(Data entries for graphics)

[start]

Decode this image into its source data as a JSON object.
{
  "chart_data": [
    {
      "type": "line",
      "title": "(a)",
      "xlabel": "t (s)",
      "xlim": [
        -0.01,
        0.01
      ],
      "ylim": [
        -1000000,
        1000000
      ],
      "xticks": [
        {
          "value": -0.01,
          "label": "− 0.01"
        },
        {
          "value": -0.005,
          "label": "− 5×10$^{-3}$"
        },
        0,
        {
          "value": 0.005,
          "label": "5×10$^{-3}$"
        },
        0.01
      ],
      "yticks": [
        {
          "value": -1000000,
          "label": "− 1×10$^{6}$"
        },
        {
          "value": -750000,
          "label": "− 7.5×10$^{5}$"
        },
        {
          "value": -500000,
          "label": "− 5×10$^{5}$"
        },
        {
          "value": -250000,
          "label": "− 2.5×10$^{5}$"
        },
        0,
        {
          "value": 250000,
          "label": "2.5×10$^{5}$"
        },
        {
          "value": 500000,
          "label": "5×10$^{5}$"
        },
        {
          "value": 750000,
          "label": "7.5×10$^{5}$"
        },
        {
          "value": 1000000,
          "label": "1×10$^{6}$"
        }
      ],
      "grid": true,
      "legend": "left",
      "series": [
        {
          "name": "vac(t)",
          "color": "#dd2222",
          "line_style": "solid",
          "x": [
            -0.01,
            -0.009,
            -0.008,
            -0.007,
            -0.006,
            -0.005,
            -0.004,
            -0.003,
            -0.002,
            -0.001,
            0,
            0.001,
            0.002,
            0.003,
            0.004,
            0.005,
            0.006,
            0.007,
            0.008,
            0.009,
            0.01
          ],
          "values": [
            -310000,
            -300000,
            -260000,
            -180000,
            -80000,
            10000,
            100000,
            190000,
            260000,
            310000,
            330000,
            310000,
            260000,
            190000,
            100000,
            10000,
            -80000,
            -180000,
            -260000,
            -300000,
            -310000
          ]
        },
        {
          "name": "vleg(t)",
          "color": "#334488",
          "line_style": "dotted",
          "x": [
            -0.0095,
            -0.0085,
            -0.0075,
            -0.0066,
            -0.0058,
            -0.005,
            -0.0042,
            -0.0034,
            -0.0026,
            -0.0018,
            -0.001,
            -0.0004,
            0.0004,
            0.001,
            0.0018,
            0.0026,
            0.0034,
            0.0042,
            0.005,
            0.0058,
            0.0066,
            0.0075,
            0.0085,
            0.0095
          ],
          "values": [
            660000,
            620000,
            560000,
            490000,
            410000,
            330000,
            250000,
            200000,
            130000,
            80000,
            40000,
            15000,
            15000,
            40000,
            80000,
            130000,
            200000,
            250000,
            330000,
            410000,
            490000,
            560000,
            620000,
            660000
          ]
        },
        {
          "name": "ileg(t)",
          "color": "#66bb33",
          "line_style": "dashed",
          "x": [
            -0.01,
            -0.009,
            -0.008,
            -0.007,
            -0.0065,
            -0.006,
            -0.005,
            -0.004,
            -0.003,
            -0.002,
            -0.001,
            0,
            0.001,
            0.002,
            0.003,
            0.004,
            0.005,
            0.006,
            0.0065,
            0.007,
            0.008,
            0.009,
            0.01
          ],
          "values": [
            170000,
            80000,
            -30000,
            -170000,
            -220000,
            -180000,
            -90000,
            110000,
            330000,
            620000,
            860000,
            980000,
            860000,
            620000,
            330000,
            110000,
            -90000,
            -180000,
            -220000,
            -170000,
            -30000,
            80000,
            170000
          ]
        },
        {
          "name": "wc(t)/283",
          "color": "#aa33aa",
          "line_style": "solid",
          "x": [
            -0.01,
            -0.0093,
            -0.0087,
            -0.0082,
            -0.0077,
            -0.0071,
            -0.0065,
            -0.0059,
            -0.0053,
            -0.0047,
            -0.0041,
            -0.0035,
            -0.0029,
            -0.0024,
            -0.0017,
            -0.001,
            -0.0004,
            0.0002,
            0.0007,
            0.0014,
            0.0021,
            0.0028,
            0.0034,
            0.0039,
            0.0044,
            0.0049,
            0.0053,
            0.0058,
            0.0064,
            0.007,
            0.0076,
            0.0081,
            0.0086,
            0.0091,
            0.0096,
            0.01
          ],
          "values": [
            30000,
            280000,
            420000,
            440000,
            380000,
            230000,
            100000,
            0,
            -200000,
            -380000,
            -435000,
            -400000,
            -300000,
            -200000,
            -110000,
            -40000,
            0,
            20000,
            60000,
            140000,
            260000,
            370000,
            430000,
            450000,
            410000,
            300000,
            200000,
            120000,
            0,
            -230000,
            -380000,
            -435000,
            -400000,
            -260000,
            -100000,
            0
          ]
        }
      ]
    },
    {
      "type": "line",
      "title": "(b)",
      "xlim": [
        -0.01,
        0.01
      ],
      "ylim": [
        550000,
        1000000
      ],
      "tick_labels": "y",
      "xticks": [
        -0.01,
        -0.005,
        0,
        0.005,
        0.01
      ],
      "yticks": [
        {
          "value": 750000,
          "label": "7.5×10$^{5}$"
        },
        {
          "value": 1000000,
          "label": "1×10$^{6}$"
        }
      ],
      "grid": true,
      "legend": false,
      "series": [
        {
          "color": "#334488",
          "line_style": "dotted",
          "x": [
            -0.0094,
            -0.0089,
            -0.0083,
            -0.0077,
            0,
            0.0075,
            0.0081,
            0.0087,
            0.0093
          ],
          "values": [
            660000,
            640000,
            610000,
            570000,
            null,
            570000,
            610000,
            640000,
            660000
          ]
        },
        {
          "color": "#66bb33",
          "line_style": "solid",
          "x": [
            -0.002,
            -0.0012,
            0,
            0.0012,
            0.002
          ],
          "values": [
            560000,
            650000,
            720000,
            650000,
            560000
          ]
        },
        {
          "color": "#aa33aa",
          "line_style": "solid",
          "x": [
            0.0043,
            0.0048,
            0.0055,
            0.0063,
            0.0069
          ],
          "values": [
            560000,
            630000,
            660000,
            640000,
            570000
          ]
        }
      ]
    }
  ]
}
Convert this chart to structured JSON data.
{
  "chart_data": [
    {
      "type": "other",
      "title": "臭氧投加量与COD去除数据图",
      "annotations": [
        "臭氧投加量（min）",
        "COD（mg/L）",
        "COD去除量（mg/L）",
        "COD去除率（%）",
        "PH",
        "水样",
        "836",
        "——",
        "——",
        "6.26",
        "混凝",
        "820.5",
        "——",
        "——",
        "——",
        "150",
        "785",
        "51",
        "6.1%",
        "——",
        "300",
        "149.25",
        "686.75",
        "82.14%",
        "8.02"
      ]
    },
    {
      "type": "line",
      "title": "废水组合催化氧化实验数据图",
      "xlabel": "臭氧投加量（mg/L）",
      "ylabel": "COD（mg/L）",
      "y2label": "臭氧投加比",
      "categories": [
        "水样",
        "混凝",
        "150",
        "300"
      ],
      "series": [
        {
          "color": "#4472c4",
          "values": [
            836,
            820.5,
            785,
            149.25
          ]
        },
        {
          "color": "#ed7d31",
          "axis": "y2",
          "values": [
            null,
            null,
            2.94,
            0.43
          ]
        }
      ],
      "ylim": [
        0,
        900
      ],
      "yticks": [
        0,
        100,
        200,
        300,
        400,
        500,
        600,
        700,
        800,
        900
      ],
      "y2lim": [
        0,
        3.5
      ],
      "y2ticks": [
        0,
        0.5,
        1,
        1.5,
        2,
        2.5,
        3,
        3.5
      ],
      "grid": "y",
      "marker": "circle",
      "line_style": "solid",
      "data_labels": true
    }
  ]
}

[end]

__WHAT THE EXERCISE ASKS__.
Copy each line above containing the string "this".

__WRITTEN REPLY__.
Decode this image into its source data as a JSON object.
Convert this chart to structured JSON data.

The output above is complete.